Every entry below should be repeated exactly; the pictures should not.

[A block of data]
►
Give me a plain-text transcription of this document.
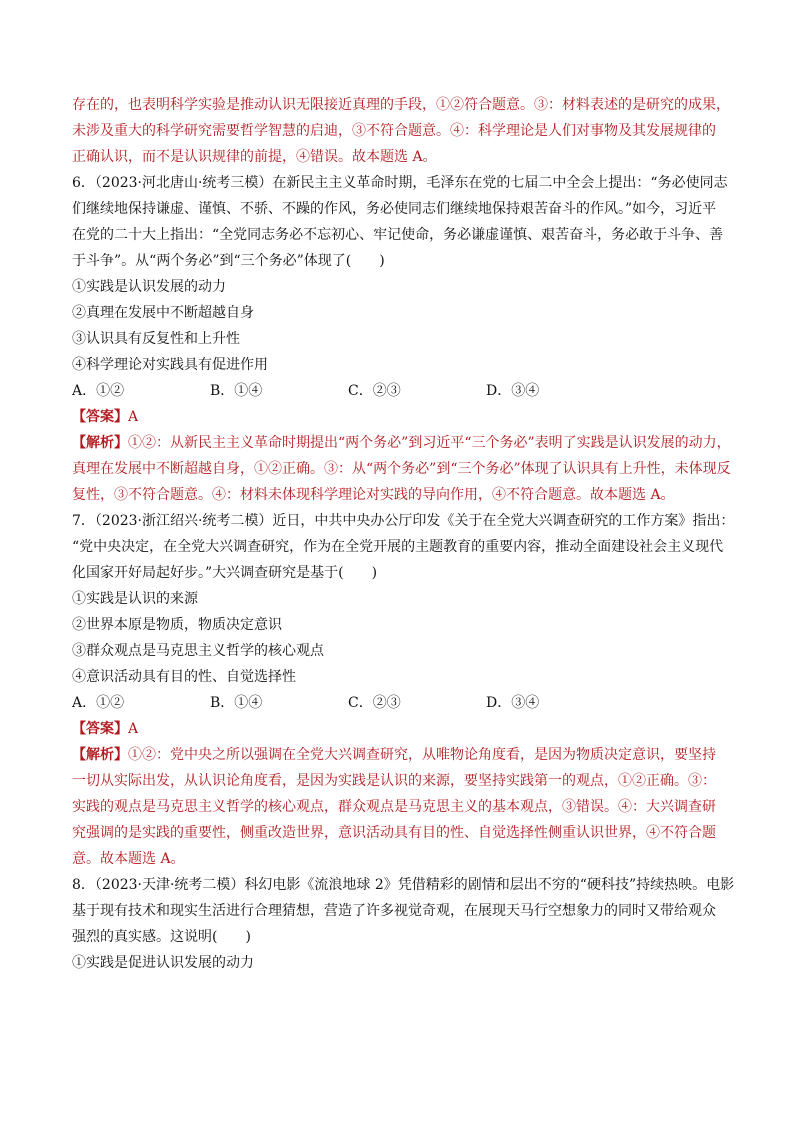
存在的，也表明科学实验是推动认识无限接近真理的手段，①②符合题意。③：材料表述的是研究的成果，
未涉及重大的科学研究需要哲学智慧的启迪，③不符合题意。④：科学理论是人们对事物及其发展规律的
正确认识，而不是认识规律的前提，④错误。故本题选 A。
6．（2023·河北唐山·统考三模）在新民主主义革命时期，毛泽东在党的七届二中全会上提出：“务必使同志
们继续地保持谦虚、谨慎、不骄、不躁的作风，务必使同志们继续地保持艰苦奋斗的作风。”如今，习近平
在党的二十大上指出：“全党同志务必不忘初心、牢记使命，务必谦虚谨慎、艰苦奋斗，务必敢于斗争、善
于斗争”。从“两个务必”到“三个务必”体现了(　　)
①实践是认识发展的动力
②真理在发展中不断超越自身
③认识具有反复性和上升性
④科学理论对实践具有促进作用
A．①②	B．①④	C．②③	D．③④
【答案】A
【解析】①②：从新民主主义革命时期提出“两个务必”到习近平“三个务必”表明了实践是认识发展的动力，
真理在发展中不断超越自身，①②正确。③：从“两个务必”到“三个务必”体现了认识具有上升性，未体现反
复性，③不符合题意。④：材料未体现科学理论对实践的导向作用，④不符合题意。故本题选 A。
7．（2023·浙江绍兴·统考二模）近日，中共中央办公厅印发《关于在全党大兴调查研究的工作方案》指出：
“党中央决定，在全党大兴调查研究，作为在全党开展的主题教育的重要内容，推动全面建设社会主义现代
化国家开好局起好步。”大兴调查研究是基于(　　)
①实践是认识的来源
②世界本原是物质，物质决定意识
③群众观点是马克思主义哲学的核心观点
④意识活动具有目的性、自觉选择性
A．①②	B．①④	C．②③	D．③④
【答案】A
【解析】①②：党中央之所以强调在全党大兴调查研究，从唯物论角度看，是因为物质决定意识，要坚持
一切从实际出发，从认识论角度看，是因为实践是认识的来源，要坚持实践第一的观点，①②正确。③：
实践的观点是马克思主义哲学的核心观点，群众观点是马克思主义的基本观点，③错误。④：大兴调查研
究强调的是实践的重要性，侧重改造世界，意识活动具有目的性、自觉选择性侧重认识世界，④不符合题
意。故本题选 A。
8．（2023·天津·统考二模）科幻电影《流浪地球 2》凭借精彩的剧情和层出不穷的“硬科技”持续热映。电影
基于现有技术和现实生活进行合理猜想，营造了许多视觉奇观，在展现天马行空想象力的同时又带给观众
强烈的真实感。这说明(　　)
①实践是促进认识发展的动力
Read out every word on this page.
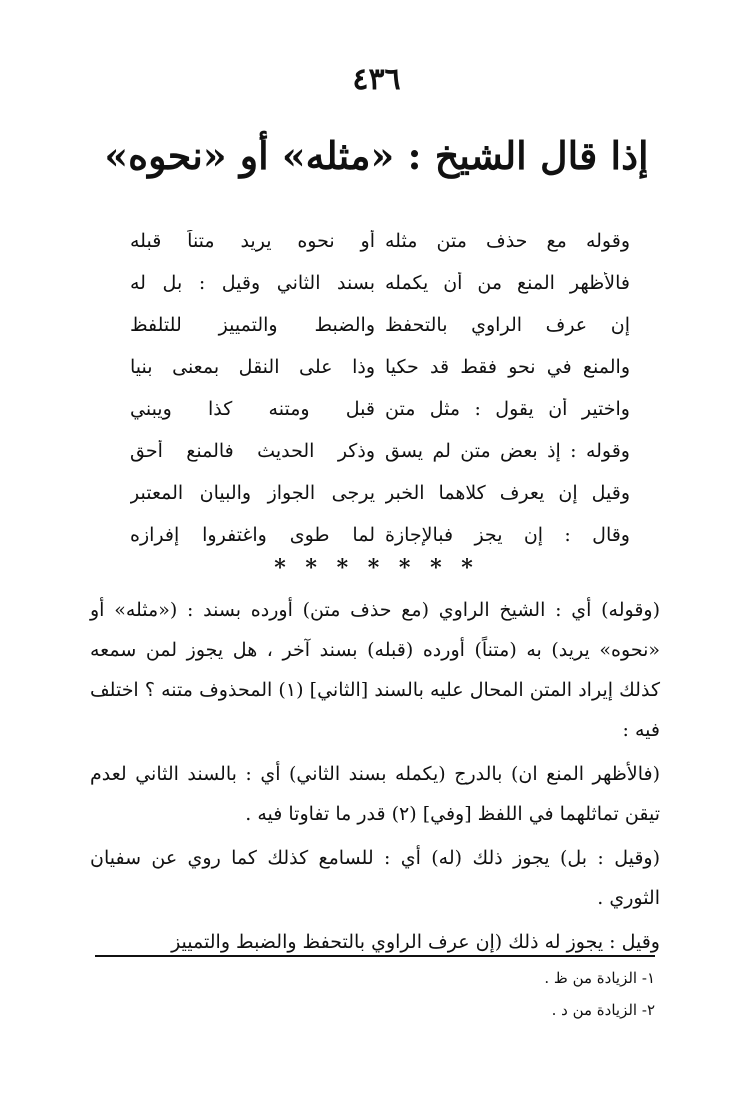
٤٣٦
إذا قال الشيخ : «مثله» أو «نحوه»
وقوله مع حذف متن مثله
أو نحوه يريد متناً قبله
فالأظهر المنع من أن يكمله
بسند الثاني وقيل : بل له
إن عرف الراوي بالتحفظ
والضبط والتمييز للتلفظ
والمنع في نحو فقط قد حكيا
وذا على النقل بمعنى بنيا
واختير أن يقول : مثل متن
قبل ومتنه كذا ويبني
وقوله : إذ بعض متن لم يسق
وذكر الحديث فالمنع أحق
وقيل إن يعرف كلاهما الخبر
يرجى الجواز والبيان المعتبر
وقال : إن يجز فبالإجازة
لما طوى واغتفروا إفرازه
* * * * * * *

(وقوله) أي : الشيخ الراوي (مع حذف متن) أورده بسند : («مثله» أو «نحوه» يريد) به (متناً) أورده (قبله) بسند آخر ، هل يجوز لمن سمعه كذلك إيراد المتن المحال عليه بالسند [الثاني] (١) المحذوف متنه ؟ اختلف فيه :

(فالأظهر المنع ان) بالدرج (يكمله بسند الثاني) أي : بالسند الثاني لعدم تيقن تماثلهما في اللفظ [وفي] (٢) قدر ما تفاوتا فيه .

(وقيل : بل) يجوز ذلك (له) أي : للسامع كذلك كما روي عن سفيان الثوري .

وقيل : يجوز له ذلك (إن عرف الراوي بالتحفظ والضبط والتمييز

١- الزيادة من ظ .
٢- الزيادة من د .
◄
▶ _SOLUTION FOR THIS EXERCISE_:
Give me a plain-text transcription of this document.
存在的，也表明科学实验是推动认识无限接近真理的手段，①②符合题意。③：材料表述的是研究的成果，
未涉及重大的科学研究需要哲学智慧的启迪，③不符合题意。④：科学理论是人们对事物及其发展规律的
正确认识，而不是认识规律的前提，④错误。故本题选 A。
6．（2023·河北唐山·统考三模）在新民主主义革命时期，毛泽东在党的七届二中全会上提出：“务必使同志
们继续地保持谦虚、谨慎、不骄、不躁的作风，务必使同志们继续地保持艰苦奋斗的作风。”如今，习近平
在党的二十大上指出：“全党同志务必不忘初心、牢记使命，务必谦虚谨慎、艰苦奋斗，务必敢于斗争、善
于斗争”。从“两个务必”到“三个务必”体现了(　　)
①实践是认识发展的动力
②真理在发展中不断超越自身
③认识具有反复性和上升性
④科学理论对实践具有促进作用
A．①②	B．①④	C．②③	D．③④
【答案】A
【解析】①②：从新民主主义革命时期提出“两个务必”到习近平“三个务必”表明了实践是认识发展的动力，
真理在发展中不断超越自身，①②正确。③：从“两个务必”到“三个务必”体现了认识具有上升性，未体现反
复性，③不符合题意。④：材料未体现科学理论对实践的导向作用，④不符合题意。故本题选 A。
7．（2023·浙江绍兴·统考二模）近日，中共中央办公厅印发《关于在全党大兴调查研究的工作方案》指出：
“党中央决定，在全党大兴调查研究，作为在全党开展的主题教育的重要内容，推动全面建设社会主义现代
化国家开好局起好步。”大兴调查研究是基于(　　)
①实践是认识的来源
②世界本原是物质，物质决定意识
③群众观点是马克思主义哲学的核心观点
④意识活动具有目的性、自觉选择性
A．①②	B．①④	C．②③	D．③④
【答案】A
【解析】①②：党中央之所以强调在全党大兴调查研究，从唯物论角度看，是因为物质决定意识，要坚持
一切从实际出发，从认识论角度看，是因为实践是认识的来源，要坚持实践第一的观点，①②正确。③：
实践的观点是马克思主义哲学的核心观点，群众观点是马克思主义的基本观点，③错误。④：大兴调查研
究强调的是实践的重要性，侧重改造世界，意识活动具有目的性、自觉选择性侧重认识世界，④不符合题
意。故本题选 A。
8．（2023·天津·统考二模）科幻电影《流浪地球 2》凭借精彩的剧情和层出不穷的“硬科技”持续热映。电影
基于现有技术和现实生活进行合理猜想，营造了许多视觉奇观，在展现天马行空想象力的同时又带给观众
强烈的真实感。这说明(　　)
①实践是促进认识发展的动力
Read out every word on this page.
٤٣٦
إذا قال الشيخ : «مثله» أو «نحوه»
وقوله مع حذف متن مثله
أو نحوه يريد متناً قبله
فالأظهر المنع من أن يكمله
بسند الثاني وقيل : بل له
إن عرف الراوي بالتحفظ
والضبط والتمييز للتلفظ
والمنع في نحو فقط قد حكيا
وذا على النقل بمعنى بنيا
واختير أن يقول : مثل متن
قبل ومتنه كذا ويبني
وقوله : إذ بعض متن لم يسق
وذكر الحديث فالمنع أحق
وقيل إن يعرف كلاهما الخبر
يرجى الجواز والبيان المعتبر
وقال : إن يجز فبالإجازة
لما طوى واغتفروا إفرازه
* * * * * * *

(وقوله) أي : الشيخ الراوي (مع حذف متن) أورده بسند : («مثله» أو «نحوه» يريد) به (متناً) أورده (قبله) بسند آخر ، هل يجوز لمن سمعه كذلك إيراد المتن المحال عليه بالسند [الثاني] (١) المحذوف متنه ؟ اختلف فيه :

(فالأظهر المنع ان) بالدرج (يكمله بسند الثاني) أي : بالسند الثاني لعدم تيقن تماثلهما في اللفظ [وفي] (٢) قدر ما تفاوتا فيه .

(وقيل : بل) يجوز ذلك (له) أي : للسامع كذلك كما روي عن سفيان الثوري .

وقيل : يجوز له ذلك (إن عرف الراوي بالتحفظ والضبط والتمييز

١- الزيادة من ظ .
٢- الزيادة من د .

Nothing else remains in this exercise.